▶ _Given task_
Copy all the material that follows, keeping every character the same.

▶ _Source material_

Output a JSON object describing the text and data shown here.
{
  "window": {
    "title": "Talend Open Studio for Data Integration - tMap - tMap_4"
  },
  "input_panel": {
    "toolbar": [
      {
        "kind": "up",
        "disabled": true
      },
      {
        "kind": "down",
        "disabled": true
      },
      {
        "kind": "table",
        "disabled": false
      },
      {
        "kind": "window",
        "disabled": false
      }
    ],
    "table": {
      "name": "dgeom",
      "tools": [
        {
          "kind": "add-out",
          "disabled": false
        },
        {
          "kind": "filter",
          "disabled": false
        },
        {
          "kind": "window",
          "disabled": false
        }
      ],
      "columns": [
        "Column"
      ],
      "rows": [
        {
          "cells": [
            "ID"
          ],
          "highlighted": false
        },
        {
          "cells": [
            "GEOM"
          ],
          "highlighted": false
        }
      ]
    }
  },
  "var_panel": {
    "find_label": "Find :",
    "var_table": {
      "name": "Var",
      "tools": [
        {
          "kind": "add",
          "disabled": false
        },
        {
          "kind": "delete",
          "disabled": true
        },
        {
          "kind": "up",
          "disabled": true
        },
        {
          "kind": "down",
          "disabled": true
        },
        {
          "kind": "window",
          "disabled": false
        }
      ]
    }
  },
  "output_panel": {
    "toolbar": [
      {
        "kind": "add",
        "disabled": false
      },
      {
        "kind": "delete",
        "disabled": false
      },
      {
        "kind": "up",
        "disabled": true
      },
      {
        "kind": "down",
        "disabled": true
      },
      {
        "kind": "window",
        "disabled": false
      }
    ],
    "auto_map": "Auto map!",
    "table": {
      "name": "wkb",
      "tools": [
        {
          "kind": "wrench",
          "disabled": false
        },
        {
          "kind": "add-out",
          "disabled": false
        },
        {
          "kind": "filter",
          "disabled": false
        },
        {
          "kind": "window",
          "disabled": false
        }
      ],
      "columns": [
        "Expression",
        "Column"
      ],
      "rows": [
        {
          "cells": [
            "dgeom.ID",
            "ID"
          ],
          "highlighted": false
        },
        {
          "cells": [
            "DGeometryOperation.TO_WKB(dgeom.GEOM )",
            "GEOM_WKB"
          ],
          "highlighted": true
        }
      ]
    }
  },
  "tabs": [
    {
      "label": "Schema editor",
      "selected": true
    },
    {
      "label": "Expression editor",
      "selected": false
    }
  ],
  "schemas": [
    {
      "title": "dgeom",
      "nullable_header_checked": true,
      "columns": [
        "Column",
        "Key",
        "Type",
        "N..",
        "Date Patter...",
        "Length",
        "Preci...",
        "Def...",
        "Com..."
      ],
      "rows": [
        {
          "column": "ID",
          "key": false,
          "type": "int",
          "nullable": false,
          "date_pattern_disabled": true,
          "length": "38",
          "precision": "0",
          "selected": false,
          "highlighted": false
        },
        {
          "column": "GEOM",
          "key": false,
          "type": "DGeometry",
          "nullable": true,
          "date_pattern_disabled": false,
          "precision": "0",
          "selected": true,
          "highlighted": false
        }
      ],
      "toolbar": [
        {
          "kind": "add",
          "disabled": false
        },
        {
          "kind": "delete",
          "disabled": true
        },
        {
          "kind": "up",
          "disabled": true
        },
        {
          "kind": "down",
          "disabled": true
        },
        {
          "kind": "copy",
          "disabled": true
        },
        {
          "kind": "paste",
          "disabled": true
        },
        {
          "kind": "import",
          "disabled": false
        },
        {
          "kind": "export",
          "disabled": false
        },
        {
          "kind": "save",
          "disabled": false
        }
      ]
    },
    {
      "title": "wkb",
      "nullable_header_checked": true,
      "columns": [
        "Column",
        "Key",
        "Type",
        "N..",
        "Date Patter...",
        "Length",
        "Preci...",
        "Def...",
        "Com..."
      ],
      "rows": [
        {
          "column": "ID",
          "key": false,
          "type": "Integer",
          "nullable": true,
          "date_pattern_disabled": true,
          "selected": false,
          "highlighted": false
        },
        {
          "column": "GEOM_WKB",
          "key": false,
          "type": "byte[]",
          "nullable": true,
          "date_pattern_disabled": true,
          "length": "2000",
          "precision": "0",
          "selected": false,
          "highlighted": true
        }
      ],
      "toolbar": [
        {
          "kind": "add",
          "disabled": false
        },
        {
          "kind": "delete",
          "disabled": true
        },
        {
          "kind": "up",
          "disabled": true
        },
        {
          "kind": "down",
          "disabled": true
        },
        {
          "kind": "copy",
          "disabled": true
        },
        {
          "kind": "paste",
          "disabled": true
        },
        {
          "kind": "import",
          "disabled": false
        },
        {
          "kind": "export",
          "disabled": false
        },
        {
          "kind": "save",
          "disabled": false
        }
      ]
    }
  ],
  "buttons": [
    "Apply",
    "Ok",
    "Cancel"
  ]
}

▶ _Response_
Output a JSON object describing the text and data shown here.
{
  "window": {
    "title": "Talend Open Studio for Data Integration - tMap - tMap_4"
  },
  "input_panel": {
    "toolbar": [
      {
        "kind": "up",
        "disabled": true
      },
      {
        "kind": "down",
        "disabled": true
      },
      {
        "kind": "table",
        "disabled": false
      },
      {
        "kind": "window",
        "disabled": false
      }
    ],
    "table": {
      "name": "dgeom",
      "tools": [
        {
          "kind": "add-out",
          "disabled": false
        },
        {
          "kind": "filter",
          "disabled": false
        },
        {
          "kind": "window",
          "disabled": false
        }
      ],
      "columns": [
        "Column"
      ],
      "rows": [
        {
          "cells": [
            "ID"
          ],
          "highlighted": false
        },
        {
          "cells": [
            "GEOM"
          ],
          "highlighted": false
        }
      ]
    }
  },
  "var_panel": {
    "find_label": "Find :",
    "var_table": {
      "name": "Var",
      "tools": [
        {
          "kind": "add",
          "disabled": false
        },
        {
          "kind": "delete",
          "disabled": true
        },
        {
          "kind": "up",
          "disabled": true
        },
        {
          "kind": "down",
          "disabled": true
        },
        {
          "kind": "window",
          "disabled": false
        }
      ]
    }
  },
  "output_panel": {
    "toolbar": [
      {
        "kind": "add",
        "disabled": false
      },
      {
        "kind": "delete",
        "disabled": false
      },
      {
        "kind": "up",
        "disabled": true
      },
      {
        "kind": "down",
        "disabled": true
      },
      {
        "kind": "window",
        "disabled": false
      }
    ],
    "auto_map": "Auto map!",
    "table": {
      "name": "wkb",
      "tools": [
        {
          "kind": "wrench",
          "disabled": false
        },
        {
          "kind": "add-out",
          "disabled": false
        },
        {
          "kind": "filter",
          "disabled": false
        },
        {
          "kind": "window",
          "disabled": false
        }
      ],
      "columns": [
        "Expression",
        "Column"
      ],
      "rows": [
        {
          "cells": [
            "dgeom.ID",
            "ID"
          ],
          "highlighted": false
        },
        {
          "cells": [
            "DGeometryOperation.TO_WKB(dgeom.GEOM )",
            "GEOM_WKB"
          ],
          "highlighted": true
        }
      ]
    }
  },
  "tabs": [
    {
      "label": "Schema editor",
      "selected": true
    },
    {
      "label": "Expression editor",
      "selected": false
    }
  ],
  "schemas": [
    {
      "title": "dgeom",
      "nullable_header_checked": true,
      "columns": [
        "Column",
        "Key",
        "Type",
        "N..",
        "Date Patter...",
        "Length",
        "Preci...",
        "Def...",
        "Com..."
      ],
      "rows": [
        {
          "column": "ID",
          "key": false,
          "type": "int",
          "nullable": false,
          "date_pattern_disabled": true,
          "length": "38",
          "precision": "0",
          "selected": false,
          "highlighted": false
        },
        {
          "column": "GEOM",
          "key": false,
          "type": "DGeometry",
          "nullable": true,
          "date_pattern_disabled": false,
          "precision": "0",
          "selected": true,
          "highlighted": false
        }
      ],
      "toolbar": [
        {
          "kind": "add",
          "disabled": false
        },
        {
          "kind": "delete",
          "disabled": true
        },
        {
          "kind": "up",
          "disabled": true
        },
        {
          "kind": "down",
          "disabled": true
        },
        {
          "kind": "copy",
          "disabled": true
        },
        {
          "kind": "paste",
          "disabled": true
        },
        {
          "kind": "import",
          "disabled": false
        },
        {
          "kind": "export",
          "disabled": false
        },
        {
          "kind": "save",
          "disabled": false
        }
      ]
    },
    {
      "title": "wkb",
      "nullable_header_checked": true,
      "columns": [
        "Column",
        "Key",
        "Type",
        "N..",
        "Date Patter...",
        "Length",
        "Preci...",
        "Def...",
        "Com..."
      ],
      "rows": [
        {
          "column": "ID",
          "key": false,
          "type": "Integer",
          "nullable": true,
          "date_pattern_disabled": true,
          "selected": false,
          "highlighted": false
        },
        {
          "column": "GEOM_WKB",
          "key": false,
          "type": "byte[]",
          "nullable": true,
          "date_pattern_disabled": true,
          "length": "2000",
          "precision": "0",
          "selected": false,
          "highlighted": true
        }
      ],
      "toolbar": [
        {
          "kind": "add",
          "disabled": false
        },
        {
          "kind": "delete",
          "disabled": true
        },
        {
          "kind": "up",
          "disabled": true
        },
        {
          "kind": "down",
          "disabled": true
        },
        {
          "kind": "copy",
          "disabled": true
        },
        {
          "kind": "paste",
          "disabled": true
        },
        {
          "kind": "import",
          "disabled": false
        },
        {
          "kind": "export",
          "disabled": false
        },
        {
          "kind": "save",
          "disabled": false
        }
      ]
    }
  ],
  "buttons": [
    "Apply",
    "Ok",
    "Cancel"
  ]
}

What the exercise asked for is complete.